◆ DIRECTIONS
Go through the records and copy each line where the word "Часть" occurs.

◆ DATA FOR THIS TASK

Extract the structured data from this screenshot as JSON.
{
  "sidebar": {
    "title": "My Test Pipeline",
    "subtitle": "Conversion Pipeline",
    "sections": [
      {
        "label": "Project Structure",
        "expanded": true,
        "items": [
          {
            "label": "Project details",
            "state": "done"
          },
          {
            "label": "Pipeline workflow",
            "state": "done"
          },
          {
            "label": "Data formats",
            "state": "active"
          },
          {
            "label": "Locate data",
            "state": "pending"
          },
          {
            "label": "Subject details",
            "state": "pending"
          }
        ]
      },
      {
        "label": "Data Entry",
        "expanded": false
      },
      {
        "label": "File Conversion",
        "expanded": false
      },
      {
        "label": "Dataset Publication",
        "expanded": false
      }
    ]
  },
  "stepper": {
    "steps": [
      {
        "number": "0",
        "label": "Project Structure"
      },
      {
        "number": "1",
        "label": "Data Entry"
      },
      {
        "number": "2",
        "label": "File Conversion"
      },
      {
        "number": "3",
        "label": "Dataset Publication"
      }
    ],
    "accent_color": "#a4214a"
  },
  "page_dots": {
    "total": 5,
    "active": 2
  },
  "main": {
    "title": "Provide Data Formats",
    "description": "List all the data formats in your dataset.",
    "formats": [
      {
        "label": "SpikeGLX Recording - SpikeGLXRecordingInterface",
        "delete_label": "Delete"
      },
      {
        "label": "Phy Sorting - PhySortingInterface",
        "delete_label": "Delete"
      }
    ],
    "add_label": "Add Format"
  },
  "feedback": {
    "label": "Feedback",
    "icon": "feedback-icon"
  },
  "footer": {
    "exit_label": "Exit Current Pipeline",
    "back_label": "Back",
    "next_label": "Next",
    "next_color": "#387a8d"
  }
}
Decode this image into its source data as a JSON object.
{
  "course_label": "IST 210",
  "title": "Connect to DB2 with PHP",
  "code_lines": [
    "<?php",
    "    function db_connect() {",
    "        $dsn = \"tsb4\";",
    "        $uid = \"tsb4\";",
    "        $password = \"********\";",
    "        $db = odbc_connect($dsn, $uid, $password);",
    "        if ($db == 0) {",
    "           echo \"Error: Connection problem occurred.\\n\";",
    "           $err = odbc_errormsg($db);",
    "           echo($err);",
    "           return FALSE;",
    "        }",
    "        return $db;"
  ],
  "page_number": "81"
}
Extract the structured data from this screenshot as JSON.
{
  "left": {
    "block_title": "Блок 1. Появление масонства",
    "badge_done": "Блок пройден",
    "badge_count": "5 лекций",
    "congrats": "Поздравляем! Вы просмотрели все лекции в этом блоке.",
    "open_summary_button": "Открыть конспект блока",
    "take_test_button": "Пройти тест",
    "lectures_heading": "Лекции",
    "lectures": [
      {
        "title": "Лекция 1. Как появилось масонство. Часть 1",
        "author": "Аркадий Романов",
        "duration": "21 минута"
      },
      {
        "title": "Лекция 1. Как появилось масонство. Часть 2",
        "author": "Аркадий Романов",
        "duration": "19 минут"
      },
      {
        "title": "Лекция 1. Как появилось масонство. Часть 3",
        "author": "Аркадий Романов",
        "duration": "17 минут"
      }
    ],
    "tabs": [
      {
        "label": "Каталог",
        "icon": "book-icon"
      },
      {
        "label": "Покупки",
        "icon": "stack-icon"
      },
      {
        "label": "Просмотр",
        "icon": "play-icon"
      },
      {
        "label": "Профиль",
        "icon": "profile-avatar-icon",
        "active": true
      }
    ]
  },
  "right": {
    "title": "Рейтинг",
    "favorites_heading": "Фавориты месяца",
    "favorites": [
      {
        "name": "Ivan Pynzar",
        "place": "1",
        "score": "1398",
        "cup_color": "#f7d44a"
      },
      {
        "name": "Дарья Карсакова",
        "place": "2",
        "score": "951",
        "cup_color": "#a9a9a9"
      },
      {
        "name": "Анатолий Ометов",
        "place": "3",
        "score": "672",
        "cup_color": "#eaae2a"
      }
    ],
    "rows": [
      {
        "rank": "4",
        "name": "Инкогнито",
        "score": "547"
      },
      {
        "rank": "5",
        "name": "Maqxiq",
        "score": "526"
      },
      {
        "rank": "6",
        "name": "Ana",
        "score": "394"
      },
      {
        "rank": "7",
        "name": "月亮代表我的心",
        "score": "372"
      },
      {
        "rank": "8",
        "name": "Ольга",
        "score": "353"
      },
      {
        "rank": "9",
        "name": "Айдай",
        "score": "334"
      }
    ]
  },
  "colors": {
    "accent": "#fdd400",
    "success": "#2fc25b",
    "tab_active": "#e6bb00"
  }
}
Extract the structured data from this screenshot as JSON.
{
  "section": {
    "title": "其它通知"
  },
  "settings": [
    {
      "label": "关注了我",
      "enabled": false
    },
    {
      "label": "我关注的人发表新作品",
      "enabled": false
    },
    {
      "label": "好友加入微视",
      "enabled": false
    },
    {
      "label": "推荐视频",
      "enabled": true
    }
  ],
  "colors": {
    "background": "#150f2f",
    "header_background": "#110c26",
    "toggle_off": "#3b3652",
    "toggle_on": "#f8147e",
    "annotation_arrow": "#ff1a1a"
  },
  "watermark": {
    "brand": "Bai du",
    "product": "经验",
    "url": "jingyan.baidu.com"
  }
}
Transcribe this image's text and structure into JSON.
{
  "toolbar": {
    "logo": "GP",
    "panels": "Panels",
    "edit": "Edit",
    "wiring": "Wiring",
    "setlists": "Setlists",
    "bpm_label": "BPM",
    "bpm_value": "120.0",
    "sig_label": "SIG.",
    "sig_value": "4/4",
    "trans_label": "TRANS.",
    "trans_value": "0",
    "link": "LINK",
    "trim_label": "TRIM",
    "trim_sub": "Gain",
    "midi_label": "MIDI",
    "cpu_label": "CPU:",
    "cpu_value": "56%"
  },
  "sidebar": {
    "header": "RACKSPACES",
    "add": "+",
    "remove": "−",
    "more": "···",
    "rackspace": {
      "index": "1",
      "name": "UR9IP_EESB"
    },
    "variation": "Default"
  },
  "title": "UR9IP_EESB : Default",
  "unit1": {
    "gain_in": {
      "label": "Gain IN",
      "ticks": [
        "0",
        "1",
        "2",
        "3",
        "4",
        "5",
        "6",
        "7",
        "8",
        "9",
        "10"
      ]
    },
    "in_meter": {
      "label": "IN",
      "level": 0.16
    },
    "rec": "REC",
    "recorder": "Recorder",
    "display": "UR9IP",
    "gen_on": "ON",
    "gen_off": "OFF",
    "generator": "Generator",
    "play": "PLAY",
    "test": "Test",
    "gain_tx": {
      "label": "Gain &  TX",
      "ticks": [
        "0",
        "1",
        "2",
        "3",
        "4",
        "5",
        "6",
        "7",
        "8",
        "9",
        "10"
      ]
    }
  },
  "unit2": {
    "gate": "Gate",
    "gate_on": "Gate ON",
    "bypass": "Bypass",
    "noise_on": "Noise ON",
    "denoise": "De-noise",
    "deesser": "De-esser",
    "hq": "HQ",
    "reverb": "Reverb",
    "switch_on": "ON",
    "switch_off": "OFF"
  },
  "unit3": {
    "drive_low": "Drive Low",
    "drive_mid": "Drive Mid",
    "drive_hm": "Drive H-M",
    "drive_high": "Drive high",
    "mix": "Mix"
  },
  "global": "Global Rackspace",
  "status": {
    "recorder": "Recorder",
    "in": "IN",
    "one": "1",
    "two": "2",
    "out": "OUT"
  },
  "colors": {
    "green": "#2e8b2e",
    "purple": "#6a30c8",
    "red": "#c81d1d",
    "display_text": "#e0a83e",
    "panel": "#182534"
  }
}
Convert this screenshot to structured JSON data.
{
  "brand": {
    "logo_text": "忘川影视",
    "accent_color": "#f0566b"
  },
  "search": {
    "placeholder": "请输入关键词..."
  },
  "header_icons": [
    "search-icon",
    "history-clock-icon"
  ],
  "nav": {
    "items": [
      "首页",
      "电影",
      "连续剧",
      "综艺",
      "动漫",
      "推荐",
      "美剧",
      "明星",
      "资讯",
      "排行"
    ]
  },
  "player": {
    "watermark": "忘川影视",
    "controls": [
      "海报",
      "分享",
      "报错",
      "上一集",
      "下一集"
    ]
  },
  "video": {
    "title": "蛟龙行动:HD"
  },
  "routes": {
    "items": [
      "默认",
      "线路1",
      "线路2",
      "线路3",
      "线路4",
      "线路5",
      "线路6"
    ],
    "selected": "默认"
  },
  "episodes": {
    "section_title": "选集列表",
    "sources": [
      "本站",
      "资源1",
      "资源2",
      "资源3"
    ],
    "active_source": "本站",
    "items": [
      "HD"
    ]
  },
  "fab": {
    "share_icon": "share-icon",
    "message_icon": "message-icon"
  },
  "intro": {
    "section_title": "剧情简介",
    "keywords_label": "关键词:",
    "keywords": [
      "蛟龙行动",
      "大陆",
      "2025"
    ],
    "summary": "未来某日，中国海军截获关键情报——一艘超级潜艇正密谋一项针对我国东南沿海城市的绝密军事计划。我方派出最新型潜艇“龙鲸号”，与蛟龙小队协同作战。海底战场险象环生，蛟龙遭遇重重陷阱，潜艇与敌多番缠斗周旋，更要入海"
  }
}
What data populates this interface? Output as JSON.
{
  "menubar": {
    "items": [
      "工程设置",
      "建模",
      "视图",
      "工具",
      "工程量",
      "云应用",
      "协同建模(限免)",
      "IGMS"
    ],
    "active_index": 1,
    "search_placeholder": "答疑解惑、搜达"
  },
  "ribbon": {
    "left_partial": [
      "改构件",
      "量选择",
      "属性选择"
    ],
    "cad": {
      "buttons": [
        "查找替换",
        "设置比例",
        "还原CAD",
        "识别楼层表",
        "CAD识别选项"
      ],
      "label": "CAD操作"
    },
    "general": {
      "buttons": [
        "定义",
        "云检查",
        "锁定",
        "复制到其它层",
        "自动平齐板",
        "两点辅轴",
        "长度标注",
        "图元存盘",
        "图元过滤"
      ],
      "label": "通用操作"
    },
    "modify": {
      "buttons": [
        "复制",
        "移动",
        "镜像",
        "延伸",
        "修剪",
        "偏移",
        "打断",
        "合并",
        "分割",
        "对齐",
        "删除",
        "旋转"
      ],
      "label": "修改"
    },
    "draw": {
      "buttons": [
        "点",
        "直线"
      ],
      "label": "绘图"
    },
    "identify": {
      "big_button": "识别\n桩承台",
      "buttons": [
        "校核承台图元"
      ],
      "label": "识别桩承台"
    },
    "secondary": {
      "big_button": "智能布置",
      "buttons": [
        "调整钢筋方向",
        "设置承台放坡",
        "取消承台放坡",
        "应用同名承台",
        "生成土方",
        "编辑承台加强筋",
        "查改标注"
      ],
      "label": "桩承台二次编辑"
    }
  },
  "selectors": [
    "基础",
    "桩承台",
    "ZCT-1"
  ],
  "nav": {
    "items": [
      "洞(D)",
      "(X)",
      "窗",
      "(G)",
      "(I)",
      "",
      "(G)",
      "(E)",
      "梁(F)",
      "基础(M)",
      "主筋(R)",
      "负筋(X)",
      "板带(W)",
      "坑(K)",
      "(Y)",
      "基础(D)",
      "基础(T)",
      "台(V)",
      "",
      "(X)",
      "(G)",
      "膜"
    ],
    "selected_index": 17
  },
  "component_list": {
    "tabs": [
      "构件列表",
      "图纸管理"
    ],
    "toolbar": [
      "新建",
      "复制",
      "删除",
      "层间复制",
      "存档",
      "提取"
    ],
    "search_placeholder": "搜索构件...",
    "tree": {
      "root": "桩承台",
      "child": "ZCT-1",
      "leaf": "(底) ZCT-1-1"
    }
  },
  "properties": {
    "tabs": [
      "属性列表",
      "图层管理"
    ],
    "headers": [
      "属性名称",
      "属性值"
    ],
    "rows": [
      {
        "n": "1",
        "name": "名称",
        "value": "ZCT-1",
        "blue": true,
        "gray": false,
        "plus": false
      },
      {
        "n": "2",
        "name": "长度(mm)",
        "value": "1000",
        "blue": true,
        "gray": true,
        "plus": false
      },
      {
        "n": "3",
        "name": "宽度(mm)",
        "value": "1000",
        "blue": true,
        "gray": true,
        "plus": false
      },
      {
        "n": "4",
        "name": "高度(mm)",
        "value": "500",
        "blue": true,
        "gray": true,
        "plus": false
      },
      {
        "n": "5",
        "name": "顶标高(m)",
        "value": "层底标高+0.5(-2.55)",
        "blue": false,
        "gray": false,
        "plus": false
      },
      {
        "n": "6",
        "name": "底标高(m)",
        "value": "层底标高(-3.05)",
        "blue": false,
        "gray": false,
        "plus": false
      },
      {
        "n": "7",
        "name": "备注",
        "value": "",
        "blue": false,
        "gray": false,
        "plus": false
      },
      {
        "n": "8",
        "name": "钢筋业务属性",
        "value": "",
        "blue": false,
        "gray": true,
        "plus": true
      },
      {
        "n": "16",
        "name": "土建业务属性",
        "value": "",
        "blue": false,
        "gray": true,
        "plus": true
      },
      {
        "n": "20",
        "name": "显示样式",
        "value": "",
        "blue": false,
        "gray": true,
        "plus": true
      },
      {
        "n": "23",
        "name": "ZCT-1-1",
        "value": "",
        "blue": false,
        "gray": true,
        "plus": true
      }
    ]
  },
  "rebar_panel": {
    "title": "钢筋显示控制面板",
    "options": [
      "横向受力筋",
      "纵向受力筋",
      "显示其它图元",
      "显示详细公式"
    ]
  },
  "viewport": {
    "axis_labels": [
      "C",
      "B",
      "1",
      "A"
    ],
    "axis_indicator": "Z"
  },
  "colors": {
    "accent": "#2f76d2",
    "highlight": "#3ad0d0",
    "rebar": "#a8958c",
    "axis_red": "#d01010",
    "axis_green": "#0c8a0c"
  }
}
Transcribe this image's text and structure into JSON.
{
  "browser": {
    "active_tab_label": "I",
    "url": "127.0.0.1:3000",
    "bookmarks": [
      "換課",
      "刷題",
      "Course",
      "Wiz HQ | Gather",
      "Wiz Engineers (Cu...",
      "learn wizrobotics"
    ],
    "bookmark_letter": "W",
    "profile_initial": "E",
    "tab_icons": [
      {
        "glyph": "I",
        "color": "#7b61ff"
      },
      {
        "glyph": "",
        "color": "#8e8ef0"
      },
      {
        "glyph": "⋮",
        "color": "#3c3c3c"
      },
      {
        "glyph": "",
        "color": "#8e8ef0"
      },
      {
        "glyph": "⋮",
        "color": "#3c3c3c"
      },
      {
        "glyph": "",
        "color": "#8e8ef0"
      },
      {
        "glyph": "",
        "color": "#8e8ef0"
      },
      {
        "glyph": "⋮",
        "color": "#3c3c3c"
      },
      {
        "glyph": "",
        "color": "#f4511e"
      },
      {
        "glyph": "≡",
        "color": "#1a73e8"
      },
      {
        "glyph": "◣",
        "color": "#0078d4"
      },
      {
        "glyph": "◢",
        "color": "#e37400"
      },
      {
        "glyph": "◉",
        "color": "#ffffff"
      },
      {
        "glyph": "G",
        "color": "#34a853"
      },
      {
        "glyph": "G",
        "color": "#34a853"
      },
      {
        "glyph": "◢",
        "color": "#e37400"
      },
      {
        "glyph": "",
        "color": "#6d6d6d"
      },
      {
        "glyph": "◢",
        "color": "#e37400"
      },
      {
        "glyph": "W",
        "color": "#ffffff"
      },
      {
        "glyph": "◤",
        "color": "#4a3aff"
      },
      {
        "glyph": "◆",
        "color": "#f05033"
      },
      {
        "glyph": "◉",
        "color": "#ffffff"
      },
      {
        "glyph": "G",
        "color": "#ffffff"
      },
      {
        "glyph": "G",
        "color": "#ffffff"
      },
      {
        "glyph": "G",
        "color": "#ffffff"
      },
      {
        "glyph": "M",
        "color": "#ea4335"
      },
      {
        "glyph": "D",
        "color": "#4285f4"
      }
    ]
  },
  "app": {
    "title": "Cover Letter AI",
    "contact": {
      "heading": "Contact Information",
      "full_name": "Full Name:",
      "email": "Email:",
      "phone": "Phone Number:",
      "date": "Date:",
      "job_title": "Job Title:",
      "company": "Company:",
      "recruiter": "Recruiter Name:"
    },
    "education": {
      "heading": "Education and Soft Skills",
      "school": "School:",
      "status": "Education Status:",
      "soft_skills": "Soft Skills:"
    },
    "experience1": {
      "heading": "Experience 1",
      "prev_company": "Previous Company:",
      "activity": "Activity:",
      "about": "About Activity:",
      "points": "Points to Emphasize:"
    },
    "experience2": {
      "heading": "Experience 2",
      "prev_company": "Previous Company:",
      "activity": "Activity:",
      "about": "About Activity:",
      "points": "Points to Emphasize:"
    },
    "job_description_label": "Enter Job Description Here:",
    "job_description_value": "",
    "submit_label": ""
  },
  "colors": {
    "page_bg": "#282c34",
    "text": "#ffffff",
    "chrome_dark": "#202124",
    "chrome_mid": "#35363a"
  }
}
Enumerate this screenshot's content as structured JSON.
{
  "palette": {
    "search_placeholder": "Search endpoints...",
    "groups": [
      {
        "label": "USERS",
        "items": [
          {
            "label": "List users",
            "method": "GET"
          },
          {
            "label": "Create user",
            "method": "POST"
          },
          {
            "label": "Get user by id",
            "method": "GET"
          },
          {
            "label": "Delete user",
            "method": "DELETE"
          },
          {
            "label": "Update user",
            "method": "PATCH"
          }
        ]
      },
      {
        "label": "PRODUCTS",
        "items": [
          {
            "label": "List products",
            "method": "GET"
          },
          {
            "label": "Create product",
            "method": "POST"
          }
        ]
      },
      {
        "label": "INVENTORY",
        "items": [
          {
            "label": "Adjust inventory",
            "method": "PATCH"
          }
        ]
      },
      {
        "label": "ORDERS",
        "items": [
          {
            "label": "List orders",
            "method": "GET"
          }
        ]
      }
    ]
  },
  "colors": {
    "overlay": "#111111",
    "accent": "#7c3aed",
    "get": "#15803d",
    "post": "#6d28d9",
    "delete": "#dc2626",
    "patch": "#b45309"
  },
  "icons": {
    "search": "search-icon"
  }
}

◆ RESULT OF THIS TASK
        "title": "Лекция 1. Как появилось масонство. Часть 1",
        "title": "Лекция 1. Как появилось масонство. Часть 2",
        "title": "Лекция 1. Как появилось масонство. Часть 3",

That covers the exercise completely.